(Spatial annotation entries)
• • •
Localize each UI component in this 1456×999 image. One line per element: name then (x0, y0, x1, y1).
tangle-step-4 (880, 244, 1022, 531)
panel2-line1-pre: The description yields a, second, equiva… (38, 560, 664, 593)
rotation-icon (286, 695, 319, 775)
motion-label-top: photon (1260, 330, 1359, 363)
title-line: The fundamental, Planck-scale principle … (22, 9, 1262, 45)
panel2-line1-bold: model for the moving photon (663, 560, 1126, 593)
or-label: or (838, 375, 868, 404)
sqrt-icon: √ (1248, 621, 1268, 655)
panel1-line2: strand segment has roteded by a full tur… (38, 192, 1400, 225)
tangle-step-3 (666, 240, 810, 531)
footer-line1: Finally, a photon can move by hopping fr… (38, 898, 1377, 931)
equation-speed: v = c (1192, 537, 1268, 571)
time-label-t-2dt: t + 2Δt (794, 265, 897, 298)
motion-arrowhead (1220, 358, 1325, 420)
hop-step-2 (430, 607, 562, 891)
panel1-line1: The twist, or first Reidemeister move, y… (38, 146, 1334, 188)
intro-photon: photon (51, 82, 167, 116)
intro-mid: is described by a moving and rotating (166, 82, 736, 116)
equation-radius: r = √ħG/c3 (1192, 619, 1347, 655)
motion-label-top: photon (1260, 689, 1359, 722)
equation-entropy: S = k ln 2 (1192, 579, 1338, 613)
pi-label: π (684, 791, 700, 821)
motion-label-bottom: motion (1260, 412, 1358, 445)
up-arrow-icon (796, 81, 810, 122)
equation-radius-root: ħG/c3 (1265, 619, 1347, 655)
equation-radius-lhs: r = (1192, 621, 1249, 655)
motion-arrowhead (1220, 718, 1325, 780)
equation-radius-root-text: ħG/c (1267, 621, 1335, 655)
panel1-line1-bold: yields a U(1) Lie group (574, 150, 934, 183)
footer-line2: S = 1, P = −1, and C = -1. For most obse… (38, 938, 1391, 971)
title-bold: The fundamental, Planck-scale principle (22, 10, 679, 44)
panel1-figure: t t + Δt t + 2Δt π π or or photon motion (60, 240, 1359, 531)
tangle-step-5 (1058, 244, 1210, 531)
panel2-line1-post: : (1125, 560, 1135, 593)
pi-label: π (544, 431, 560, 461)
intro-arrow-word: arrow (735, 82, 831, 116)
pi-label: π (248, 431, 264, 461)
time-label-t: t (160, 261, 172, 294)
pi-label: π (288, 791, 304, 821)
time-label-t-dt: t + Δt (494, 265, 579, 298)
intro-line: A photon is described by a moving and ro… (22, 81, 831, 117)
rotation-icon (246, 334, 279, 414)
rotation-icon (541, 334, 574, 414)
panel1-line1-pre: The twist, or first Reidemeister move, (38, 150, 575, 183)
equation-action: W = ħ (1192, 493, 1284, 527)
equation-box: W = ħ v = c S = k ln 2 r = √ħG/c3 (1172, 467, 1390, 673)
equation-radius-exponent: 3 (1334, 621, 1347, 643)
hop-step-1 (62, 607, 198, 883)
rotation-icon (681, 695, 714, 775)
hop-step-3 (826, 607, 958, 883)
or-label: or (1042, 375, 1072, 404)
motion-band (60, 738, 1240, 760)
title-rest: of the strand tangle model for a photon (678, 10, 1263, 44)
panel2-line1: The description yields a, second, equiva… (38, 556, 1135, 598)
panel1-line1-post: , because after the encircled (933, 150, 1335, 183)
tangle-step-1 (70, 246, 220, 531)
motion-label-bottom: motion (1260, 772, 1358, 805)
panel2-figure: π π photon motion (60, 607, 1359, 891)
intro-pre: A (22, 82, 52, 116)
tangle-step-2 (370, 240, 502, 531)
• • •
How many lines of the records contain the string "model"? Case counts, and give only the number.

● Answer to the task:
2